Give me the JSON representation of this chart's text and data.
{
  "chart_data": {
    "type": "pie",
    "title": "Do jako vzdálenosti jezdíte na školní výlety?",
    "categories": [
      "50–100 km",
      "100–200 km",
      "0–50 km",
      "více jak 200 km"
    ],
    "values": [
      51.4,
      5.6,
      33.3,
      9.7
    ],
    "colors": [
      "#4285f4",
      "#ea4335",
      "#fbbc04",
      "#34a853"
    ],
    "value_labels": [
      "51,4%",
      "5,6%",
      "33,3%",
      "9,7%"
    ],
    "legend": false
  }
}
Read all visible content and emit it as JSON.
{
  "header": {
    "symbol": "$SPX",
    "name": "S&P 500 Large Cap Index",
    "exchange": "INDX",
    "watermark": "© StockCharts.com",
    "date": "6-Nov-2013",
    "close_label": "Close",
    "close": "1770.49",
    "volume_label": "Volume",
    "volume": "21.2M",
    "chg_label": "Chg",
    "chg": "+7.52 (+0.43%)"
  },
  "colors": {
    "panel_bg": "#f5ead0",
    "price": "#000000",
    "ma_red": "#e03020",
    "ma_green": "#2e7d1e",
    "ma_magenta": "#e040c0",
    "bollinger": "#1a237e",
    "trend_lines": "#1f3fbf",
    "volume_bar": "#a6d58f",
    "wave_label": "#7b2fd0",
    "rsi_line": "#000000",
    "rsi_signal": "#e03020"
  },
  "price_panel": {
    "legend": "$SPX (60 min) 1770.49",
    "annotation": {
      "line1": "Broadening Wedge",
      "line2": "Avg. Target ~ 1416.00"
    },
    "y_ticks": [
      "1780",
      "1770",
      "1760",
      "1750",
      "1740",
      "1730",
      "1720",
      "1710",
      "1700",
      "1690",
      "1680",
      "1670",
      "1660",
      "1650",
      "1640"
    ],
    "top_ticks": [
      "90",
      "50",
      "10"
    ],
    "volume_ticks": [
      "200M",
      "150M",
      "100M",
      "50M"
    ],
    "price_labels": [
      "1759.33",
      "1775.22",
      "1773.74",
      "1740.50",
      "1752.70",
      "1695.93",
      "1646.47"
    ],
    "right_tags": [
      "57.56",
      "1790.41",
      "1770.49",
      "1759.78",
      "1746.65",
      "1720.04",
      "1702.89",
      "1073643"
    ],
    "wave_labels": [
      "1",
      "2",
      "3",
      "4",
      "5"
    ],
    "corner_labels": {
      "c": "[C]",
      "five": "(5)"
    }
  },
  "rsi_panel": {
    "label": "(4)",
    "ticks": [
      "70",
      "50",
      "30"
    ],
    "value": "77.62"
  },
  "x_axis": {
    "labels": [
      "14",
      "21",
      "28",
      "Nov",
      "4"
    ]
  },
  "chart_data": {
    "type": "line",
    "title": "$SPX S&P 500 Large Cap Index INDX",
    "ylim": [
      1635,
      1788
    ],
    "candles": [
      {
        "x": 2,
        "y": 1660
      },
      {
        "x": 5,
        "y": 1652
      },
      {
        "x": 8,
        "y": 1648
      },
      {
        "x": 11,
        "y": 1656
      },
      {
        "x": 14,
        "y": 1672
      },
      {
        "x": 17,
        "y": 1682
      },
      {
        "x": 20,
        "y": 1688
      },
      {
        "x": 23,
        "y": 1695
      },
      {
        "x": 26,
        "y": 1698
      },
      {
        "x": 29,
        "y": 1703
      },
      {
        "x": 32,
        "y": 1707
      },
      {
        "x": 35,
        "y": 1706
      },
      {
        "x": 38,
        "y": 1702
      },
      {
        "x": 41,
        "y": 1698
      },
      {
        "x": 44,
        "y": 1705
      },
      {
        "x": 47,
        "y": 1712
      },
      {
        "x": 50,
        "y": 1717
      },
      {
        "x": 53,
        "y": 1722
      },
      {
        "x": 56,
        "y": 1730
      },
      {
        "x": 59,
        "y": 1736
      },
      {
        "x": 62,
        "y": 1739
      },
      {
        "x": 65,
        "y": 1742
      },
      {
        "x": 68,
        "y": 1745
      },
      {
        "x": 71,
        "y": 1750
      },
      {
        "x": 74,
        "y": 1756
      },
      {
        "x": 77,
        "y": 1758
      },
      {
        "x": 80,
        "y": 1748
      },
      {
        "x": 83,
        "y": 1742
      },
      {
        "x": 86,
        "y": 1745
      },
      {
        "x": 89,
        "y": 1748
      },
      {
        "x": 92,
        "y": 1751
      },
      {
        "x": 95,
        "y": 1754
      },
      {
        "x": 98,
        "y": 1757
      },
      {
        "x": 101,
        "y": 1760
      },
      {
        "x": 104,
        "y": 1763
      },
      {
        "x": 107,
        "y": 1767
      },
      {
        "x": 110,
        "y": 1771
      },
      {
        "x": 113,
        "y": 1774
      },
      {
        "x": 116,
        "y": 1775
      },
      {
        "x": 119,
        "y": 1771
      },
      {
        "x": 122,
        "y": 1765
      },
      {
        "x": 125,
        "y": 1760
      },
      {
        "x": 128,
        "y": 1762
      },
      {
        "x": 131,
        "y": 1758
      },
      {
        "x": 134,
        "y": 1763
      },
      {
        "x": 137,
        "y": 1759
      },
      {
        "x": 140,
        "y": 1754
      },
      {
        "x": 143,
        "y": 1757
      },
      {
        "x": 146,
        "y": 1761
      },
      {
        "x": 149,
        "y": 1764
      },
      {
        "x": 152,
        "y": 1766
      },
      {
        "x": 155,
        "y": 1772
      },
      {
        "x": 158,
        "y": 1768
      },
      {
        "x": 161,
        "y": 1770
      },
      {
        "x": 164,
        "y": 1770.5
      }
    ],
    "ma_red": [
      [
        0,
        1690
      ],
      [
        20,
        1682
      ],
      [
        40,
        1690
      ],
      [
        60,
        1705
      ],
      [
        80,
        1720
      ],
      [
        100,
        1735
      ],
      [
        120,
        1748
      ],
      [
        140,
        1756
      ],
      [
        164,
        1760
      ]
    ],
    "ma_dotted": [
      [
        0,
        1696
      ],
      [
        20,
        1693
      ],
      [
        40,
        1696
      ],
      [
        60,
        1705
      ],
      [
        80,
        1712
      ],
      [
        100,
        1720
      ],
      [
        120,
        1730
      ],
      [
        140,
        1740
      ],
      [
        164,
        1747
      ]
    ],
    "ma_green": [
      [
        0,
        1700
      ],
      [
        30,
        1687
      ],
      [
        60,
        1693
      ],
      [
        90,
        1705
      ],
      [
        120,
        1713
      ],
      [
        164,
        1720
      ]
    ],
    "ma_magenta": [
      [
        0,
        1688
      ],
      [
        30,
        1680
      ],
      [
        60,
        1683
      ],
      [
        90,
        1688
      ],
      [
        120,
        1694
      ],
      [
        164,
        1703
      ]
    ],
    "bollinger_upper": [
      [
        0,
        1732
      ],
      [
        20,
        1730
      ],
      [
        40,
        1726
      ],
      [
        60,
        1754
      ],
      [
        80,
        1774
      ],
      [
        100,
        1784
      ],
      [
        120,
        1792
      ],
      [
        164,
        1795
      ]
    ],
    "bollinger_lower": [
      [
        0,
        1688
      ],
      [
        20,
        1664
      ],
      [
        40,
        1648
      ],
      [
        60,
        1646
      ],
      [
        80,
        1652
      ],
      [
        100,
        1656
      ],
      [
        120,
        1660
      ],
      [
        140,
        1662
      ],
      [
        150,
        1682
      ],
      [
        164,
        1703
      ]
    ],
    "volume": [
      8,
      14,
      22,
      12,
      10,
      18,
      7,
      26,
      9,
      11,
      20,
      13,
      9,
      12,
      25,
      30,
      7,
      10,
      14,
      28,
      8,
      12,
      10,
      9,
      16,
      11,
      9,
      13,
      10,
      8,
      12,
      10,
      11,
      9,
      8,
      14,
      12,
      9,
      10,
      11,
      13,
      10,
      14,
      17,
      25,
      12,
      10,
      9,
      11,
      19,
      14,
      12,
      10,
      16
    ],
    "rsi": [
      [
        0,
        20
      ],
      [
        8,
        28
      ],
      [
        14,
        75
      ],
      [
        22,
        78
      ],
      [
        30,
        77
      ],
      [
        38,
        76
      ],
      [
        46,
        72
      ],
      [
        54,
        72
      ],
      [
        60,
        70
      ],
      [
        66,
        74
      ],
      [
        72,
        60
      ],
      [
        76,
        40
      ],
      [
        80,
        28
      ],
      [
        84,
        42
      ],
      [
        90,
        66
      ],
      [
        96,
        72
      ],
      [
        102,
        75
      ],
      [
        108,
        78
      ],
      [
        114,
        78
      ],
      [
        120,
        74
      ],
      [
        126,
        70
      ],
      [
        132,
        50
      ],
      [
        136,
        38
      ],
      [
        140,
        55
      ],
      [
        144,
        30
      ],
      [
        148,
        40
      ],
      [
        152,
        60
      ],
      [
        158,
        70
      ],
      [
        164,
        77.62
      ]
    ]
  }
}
###
[WRITTEN REQUEST]
Copy every line in the listing above where the string "Large" turns up.

[OUTPUT FOR THIS EXERCISE]
    "name": "S&P 500 Large Cap Index",
    "title": "$SPX S&P 500 Large Cap Index INDX",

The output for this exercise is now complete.